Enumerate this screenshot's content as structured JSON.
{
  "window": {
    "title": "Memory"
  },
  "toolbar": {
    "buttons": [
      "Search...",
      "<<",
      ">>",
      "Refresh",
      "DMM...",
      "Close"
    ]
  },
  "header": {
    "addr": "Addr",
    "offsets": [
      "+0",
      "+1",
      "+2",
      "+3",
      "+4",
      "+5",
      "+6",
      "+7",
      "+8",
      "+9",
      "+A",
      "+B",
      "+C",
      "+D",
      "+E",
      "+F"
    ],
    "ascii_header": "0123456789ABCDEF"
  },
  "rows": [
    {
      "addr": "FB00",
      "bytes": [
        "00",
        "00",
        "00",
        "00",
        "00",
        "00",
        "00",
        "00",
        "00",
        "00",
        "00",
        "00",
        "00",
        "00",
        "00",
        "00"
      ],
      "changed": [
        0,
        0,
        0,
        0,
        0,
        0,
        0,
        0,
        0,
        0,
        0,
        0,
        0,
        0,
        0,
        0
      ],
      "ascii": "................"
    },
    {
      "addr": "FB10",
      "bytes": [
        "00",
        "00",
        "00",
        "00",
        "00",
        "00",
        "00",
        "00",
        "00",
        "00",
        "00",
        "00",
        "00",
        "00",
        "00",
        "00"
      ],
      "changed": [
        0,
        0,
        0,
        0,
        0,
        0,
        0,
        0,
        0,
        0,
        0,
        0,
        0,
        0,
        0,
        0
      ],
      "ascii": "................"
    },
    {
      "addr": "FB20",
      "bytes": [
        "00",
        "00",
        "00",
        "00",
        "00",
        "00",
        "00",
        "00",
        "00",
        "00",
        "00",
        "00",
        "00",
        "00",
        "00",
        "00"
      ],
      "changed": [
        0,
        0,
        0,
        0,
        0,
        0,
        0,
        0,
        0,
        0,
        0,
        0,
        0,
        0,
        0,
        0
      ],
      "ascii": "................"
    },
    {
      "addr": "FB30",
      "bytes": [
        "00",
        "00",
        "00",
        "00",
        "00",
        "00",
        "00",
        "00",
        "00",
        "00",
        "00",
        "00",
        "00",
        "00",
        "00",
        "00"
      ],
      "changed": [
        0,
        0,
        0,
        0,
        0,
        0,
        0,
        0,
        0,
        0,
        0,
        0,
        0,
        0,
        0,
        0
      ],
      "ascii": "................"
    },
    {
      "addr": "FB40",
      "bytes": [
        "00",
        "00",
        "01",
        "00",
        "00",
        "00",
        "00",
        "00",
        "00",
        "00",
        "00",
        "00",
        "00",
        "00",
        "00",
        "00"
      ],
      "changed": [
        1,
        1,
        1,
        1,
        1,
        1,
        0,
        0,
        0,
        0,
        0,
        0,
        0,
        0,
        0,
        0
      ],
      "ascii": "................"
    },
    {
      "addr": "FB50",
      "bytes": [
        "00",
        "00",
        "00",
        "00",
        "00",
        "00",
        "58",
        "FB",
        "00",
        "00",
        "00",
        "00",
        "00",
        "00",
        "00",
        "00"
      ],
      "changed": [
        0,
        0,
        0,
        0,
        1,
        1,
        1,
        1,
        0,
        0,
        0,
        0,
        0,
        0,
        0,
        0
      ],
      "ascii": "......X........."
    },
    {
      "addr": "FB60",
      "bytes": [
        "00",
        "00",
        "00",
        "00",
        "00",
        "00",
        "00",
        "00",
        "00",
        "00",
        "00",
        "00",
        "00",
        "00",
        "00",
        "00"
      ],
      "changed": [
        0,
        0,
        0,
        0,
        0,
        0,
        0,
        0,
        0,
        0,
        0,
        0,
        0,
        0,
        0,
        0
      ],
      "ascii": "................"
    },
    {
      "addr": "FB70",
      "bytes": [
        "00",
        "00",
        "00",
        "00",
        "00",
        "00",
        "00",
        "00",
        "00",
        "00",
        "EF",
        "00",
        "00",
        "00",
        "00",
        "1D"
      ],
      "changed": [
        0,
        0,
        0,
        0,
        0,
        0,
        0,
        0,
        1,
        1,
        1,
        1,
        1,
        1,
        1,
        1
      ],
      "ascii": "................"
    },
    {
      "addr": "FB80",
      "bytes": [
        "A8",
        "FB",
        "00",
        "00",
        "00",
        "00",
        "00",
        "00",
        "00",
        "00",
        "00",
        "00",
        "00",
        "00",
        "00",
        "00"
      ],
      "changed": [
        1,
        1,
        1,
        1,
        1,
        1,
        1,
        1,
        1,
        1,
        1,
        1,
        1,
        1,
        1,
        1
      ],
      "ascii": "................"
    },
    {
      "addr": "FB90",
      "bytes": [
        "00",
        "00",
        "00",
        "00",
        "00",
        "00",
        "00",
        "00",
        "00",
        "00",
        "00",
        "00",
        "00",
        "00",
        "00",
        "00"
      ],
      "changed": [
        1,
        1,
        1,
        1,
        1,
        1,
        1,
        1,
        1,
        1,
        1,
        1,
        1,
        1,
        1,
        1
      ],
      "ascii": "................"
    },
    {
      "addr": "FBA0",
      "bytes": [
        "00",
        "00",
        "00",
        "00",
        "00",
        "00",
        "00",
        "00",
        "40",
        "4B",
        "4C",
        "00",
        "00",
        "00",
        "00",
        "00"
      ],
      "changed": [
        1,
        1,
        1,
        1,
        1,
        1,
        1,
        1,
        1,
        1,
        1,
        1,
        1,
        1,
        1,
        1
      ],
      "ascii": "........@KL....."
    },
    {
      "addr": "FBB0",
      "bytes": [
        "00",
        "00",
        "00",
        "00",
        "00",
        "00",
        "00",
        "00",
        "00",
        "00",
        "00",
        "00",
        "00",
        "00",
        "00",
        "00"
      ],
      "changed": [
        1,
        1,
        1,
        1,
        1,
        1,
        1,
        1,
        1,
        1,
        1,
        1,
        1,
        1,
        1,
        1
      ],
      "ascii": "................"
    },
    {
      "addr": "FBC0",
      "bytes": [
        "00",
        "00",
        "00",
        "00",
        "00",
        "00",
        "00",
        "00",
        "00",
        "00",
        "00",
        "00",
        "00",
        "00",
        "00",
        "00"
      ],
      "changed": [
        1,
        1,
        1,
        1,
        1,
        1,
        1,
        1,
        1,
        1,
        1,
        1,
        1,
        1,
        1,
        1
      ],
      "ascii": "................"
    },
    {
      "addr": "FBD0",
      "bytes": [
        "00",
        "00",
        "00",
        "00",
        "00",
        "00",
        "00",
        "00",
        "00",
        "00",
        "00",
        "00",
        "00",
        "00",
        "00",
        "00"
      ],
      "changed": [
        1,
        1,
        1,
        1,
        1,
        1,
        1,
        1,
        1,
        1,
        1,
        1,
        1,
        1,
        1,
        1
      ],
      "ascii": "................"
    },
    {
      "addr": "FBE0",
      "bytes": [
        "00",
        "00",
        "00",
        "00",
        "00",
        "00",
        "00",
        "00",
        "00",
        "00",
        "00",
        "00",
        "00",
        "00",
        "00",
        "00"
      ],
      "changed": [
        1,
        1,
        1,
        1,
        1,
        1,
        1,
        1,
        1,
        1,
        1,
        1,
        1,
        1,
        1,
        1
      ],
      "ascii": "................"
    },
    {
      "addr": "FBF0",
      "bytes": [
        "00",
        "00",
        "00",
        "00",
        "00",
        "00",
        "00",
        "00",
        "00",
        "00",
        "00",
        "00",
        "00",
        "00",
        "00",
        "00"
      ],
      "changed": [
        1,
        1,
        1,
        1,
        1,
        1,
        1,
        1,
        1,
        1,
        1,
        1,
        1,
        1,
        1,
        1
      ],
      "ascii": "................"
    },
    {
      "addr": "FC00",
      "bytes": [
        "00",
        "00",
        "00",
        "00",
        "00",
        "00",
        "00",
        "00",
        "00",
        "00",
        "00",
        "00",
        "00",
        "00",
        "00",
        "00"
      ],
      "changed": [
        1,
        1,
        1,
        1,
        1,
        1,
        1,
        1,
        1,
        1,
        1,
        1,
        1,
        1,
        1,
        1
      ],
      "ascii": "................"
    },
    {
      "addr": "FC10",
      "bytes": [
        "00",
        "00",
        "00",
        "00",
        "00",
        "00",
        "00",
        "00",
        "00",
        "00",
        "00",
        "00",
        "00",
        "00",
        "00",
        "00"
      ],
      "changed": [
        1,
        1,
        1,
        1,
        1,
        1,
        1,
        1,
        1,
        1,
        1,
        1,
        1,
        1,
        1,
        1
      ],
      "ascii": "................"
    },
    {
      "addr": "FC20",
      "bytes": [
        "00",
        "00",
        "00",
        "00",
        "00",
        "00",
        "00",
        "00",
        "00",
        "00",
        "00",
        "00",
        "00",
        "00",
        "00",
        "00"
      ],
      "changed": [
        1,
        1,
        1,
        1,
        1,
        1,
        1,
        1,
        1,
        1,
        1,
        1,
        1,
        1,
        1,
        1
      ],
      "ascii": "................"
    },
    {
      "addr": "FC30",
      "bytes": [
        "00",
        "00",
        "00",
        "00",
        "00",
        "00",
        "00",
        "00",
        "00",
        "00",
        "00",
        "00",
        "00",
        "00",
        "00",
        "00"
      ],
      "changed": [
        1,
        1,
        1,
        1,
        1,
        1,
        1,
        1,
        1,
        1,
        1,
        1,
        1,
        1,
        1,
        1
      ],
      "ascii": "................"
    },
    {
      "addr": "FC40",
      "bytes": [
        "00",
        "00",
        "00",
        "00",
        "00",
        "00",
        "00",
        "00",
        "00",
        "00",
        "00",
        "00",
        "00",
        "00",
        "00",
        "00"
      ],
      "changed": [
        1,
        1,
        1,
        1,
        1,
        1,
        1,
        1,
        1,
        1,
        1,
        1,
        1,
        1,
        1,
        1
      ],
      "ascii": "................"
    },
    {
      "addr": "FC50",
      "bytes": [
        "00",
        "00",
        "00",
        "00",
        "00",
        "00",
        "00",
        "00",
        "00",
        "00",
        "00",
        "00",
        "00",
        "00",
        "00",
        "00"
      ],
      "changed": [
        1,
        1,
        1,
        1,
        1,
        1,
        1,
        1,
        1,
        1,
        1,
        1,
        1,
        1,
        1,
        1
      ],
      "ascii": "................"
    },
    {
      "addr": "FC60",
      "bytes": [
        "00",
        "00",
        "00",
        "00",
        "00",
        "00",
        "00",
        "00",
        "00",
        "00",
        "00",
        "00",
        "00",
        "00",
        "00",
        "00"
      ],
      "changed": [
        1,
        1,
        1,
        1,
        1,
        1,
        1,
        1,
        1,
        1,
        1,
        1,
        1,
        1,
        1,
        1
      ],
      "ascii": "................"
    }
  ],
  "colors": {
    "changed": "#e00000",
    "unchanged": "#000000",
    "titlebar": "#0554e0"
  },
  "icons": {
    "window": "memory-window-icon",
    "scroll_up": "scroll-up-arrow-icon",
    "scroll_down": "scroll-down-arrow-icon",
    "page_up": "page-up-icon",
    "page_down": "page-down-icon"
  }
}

******************************

▶ **Work instructions**: Tally the lines of the data that contain the string "scroll" and report the total alone.

▶ **Solution to this task**: 2